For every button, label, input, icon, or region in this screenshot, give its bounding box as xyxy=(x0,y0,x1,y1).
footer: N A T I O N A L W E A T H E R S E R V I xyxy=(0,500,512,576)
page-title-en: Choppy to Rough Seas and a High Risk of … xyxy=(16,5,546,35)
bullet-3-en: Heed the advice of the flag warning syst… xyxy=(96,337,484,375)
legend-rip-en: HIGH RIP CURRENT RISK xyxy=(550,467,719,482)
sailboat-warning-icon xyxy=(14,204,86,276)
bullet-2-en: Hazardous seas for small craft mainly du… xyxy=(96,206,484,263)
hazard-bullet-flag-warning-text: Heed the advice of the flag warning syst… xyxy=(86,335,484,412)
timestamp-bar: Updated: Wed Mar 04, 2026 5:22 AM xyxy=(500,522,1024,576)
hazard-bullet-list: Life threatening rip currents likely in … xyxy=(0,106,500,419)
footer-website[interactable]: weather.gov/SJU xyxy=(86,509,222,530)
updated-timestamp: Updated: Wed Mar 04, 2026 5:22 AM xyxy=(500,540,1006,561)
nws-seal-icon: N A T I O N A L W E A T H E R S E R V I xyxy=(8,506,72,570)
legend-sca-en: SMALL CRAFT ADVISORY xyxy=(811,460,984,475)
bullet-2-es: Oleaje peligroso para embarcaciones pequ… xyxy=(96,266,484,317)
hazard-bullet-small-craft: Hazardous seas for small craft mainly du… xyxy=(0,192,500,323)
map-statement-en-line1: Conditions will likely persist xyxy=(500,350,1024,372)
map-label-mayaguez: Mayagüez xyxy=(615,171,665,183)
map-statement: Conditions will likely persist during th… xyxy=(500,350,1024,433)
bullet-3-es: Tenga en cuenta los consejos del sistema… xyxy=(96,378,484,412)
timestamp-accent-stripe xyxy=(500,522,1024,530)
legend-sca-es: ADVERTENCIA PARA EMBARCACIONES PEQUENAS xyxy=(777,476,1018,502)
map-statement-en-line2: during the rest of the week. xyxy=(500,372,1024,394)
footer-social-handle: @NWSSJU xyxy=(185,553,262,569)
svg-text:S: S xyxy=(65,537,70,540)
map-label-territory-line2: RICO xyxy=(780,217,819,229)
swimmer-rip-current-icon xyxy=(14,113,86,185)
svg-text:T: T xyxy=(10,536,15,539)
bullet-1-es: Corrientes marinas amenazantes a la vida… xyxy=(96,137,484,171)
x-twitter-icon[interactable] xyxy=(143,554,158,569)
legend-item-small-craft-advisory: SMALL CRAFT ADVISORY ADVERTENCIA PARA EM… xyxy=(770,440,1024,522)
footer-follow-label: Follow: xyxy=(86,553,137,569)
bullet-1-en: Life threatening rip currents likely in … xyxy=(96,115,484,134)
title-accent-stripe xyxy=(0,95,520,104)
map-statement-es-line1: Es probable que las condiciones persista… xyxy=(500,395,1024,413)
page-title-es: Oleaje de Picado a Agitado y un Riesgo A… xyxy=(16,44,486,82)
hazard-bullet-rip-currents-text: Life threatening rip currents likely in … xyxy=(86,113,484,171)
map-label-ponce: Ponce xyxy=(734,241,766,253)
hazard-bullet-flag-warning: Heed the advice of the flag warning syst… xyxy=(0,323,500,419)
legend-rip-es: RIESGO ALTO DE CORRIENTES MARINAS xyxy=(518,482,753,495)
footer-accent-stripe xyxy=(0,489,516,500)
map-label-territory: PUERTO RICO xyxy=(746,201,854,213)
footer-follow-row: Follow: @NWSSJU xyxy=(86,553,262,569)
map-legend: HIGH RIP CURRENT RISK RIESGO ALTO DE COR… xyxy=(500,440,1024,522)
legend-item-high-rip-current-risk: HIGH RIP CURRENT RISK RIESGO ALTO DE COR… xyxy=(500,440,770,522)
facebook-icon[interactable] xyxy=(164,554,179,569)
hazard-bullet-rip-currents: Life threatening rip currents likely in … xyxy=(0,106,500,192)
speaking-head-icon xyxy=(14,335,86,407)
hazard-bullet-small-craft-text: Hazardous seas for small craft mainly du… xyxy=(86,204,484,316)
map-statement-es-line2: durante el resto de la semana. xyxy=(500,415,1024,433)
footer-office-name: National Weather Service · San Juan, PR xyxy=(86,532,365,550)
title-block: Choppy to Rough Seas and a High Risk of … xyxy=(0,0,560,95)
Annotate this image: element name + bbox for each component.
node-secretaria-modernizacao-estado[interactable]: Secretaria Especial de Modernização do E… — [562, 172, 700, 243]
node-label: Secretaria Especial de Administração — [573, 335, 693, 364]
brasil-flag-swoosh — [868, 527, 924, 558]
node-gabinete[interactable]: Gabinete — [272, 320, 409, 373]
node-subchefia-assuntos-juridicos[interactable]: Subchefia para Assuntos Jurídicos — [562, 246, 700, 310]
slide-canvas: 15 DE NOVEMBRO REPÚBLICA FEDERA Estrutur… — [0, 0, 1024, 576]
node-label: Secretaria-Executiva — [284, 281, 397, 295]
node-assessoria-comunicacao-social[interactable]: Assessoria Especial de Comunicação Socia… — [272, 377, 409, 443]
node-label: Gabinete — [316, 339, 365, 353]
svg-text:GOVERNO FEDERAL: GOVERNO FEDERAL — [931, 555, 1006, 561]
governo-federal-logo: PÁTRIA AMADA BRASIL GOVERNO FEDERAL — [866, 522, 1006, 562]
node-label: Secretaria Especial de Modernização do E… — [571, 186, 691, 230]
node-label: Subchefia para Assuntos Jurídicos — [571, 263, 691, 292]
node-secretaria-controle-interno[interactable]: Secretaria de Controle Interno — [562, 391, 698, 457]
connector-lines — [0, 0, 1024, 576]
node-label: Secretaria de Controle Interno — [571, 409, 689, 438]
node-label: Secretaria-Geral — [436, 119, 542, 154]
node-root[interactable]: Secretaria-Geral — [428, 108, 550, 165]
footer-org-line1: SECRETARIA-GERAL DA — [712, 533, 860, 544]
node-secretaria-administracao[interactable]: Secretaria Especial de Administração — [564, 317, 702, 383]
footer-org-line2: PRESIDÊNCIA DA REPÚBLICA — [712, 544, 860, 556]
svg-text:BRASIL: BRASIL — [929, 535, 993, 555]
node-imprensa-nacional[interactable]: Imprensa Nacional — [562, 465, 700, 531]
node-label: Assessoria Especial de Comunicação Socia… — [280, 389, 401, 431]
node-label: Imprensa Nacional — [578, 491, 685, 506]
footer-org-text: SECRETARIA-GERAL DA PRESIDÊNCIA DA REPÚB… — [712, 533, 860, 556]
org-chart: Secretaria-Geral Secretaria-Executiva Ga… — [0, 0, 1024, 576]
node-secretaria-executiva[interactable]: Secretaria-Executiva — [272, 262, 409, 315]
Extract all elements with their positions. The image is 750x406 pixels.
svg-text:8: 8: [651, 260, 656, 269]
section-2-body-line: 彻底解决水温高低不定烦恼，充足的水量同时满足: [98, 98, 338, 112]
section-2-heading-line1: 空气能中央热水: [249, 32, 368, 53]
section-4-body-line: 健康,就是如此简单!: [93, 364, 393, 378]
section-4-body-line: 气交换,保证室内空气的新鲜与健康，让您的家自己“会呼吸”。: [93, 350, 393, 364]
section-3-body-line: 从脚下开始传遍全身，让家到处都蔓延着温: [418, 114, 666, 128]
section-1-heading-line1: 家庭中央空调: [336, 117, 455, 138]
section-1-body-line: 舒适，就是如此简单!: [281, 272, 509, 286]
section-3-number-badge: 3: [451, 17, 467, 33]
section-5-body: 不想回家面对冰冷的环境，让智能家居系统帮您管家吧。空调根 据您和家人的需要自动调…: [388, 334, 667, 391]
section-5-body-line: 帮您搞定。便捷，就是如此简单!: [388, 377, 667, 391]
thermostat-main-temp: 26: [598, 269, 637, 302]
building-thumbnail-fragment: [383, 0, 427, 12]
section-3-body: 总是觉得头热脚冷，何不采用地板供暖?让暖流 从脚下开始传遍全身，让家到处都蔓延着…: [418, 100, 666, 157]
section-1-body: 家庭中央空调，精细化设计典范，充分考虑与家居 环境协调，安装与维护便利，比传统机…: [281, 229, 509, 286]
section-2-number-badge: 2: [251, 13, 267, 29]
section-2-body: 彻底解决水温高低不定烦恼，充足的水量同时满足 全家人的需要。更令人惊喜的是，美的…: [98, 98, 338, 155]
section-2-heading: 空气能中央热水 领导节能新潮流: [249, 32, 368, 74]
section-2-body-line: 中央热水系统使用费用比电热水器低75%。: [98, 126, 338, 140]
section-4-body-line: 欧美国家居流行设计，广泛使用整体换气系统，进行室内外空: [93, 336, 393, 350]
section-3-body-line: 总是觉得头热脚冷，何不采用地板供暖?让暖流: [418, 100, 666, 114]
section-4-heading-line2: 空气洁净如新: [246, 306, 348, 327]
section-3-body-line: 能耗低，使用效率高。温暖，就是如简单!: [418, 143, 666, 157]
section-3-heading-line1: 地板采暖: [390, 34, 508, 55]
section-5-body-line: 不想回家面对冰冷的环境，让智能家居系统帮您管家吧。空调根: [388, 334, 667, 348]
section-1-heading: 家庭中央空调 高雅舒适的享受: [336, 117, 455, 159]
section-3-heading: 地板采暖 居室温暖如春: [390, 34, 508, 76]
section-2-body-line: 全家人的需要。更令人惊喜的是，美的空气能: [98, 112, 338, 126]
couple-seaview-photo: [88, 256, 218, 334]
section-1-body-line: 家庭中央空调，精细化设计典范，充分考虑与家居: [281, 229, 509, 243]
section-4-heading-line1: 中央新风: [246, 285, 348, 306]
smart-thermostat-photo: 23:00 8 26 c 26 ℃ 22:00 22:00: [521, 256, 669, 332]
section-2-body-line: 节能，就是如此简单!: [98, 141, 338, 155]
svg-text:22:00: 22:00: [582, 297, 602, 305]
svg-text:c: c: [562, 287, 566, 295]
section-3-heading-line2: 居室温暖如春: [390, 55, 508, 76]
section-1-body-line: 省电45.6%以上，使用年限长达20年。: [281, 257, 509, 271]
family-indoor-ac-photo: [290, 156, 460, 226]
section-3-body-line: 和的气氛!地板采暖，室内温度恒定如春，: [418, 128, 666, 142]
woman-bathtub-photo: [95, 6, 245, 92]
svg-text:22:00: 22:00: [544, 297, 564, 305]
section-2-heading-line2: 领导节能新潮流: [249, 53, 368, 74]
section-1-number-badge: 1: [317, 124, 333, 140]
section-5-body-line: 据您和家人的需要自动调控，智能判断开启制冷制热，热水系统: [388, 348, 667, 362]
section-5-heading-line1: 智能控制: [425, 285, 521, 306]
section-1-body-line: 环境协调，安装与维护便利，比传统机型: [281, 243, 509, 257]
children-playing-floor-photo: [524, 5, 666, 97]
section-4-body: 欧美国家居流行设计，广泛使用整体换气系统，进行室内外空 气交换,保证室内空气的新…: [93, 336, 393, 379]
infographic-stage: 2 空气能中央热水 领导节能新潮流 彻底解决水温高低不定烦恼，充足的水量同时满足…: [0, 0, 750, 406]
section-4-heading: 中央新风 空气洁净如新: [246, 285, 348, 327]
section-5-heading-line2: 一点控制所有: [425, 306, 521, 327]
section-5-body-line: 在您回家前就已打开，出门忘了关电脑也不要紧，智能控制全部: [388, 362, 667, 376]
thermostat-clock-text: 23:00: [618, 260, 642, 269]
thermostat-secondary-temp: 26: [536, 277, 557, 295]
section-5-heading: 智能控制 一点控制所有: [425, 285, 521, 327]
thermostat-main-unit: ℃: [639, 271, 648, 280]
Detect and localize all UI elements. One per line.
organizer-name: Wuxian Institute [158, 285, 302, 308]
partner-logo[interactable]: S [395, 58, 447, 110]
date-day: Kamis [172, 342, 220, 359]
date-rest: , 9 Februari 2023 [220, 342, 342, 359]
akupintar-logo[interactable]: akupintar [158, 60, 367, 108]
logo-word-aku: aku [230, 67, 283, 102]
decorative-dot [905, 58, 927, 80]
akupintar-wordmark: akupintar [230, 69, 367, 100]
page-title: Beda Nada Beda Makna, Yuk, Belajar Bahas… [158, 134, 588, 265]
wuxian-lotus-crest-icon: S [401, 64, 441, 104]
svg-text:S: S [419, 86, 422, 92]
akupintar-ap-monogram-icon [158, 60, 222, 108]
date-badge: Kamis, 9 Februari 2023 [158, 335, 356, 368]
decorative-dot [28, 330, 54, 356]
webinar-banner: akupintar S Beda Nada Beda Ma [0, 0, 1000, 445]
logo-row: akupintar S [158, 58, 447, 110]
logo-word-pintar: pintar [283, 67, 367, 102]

-----

**PROBLEM TO WORK ON**
Collect every line of the data above that contains the string "badge".

**ANSWER TO THIS EXERCISE**
section-3-number-badge: 3: [451, 17, 467, 33]
section-2-number-badge: 2: [251, 13, 267, 29]
section-1-number-badge: 1: [317, 124, 333, 140]
date-badge: Kamis, 9 Februari 2023 [158, 335, 356, 368]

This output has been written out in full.